**WHAT TO WORK ON:** Write out all entries word for word.

**INPUT DATA:**

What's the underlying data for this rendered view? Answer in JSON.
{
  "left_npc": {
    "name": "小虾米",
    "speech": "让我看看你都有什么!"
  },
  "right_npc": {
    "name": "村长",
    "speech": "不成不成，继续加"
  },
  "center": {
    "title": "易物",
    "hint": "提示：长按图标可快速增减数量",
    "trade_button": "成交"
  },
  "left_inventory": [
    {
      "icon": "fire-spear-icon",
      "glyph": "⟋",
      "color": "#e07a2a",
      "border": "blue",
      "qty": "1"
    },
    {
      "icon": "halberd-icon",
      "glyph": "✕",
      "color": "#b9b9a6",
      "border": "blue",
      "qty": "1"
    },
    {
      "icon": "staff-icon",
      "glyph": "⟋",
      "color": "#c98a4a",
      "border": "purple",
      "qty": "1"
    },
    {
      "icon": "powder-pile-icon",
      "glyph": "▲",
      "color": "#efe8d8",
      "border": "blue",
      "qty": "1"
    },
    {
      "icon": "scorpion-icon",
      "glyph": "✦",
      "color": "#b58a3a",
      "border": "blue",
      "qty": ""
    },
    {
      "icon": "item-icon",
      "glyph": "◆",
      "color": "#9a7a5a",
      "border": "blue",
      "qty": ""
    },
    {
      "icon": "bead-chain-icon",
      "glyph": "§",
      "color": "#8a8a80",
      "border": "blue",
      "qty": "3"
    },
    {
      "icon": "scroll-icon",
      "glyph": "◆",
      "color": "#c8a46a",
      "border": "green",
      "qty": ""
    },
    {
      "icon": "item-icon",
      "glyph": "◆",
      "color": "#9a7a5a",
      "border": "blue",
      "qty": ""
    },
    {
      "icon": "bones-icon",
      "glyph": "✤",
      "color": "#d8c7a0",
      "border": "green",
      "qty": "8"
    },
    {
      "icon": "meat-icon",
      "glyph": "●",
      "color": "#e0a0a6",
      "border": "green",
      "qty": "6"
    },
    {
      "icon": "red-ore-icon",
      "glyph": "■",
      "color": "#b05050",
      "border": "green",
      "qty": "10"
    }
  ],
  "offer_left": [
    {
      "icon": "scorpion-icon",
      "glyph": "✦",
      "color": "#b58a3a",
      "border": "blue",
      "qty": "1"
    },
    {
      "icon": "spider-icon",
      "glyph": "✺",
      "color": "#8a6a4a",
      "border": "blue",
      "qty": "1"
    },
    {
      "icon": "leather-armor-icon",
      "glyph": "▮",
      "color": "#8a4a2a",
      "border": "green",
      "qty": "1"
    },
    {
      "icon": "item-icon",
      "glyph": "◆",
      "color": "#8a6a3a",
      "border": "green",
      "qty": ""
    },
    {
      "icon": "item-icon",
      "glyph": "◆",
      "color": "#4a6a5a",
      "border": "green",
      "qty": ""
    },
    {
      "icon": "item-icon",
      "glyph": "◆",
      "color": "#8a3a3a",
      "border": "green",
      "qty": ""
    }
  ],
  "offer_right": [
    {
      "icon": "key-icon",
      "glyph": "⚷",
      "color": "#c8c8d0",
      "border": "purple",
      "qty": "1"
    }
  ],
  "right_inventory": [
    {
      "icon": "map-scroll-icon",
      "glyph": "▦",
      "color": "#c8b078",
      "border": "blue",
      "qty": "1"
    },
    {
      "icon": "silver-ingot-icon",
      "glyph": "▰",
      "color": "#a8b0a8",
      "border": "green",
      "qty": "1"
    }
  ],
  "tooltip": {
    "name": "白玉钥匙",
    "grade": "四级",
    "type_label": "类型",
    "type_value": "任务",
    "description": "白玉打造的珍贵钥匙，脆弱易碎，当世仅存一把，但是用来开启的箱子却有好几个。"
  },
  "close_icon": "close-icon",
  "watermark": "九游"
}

**THE RESPONSE:**
What's the underlying data for this rendered view? Answer in JSON.
{
  "left_npc": {
    "name": "小虾米",
    "speech": "让我看看你都有什么!"
  },
  "right_npc": {
    "name": "村长",
    "speech": "不成不成，继续加"
  },
  "center": {
    "title": "易物",
    "hint": "提示：长按图标可快速增减数量",
    "trade_button": "成交"
  },
  "left_inventory": [
    {
      "icon": "fire-spear-icon",
      "glyph": "⟋",
      "color": "#e07a2a",
      "border": "blue",
      "qty": "1"
    },
    {
      "icon": "halberd-icon",
      "glyph": "✕",
      "color": "#b9b9a6",
      "border": "blue",
      "qty": "1"
    },
    {
      "icon": "staff-icon",
      "glyph": "⟋",
      "color": "#c98a4a",
      "border": "purple",
      "qty": "1"
    },
    {
      "icon": "powder-pile-icon",
      "glyph": "▲",
      "color": "#efe8d8",
      "border": "blue",
      "qty": "1"
    },
    {
      "icon": "scorpion-icon",
      "glyph": "✦",
      "color": "#b58a3a",
      "border": "blue",
      "qty": ""
    },
    {
      "icon": "item-icon",
      "glyph": "◆",
      "color": "#9a7a5a",
      "border": "blue",
      "qty": ""
    },
    {
      "icon": "bead-chain-icon",
      "glyph": "§",
      "color": "#8a8a80",
      "border": "blue",
      "qty": "3"
    },
    {
      "icon": "scroll-icon",
      "glyph": "◆",
      "color": "#c8a46a",
      "border": "green",
      "qty": ""
    },
    {
      "icon": "item-icon",
      "glyph": "◆",
      "color": "#9a7a5a",
      "border": "blue",
      "qty": ""
    },
    {
      "icon": "bones-icon",
      "glyph": "✤",
      "color": "#d8c7a0",
      "border": "green",
      "qty": "8"
    },
    {
      "icon": "meat-icon",
      "glyph": "●",
      "color": "#e0a0a6",
      "border": "green",
      "qty": "6"
    },
    {
      "icon": "red-ore-icon",
      "glyph": "■",
      "color": "#b05050",
      "border": "green",
      "qty": "10"
    }
  ],
  "offer_left": [
    {
      "icon": "scorpion-icon",
      "glyph": "✦",
      "color": "#b58a3a",
      "border": "blue",
      "qty": "1"
    },
    {
      "icon": "spider-icon",
      "glyph": "✺",
      "color": "#8a6a4a",
      "border": "blue",
      "qty": "1"
    },
    {
      "icon": "leather-armor-icon",
      "glyph": "▮",
      "color": "#8a4a2a",
      "border": "green",
      "qty": "1"
    },
    {
      "icon": "item-icon",
      "glyph": "◆",
      "color": "#8a6a3a",
      "border": "green",
      "qty": ""
    },
    {
      "icon": "item-icon",
      "glyph": "◆",
      "color": "#4a6a5a",
      "border": "green",
      "qty": ""
    },
    {
      "icon": "item-icon",
      "glyph": "◆",
      "color": "#8a3a3a",
      "border": "green",
      "qty": ""
    }
  ],
  "offer_right": [
    {
      "icon": "key-icon",
      "glyph": "⚷",
      "color": "#c8c8d0",
      "border": "purple",
      "qty": "1"
    }
  ],
  "right_inventory": [
    {
      "icon": "map-scroll-icon",
      "glyph": "▦",
      "color": "#c8b078",
      "border": "blue",
      "qty": "1"
    },
    {
      "icon": "silver-ingot-icon",
      "glyph": "▰",
      "color": "#a8b0a8",
      "border": "green",
      "qty": "1"
    }
  ],
  "tooltip": {
    "name": "白玉钥匙",
    "grade": "四级",
    "type_label": "类型",
    "type_value": "任务",
    "description": "白玉打造的珍贵钥匙，脆弱易碎，当世仅存一把，但是用来开启的箱子却有好几个。"
  },
  "close_icon": "close-icon",
  "watermark": "九游"
}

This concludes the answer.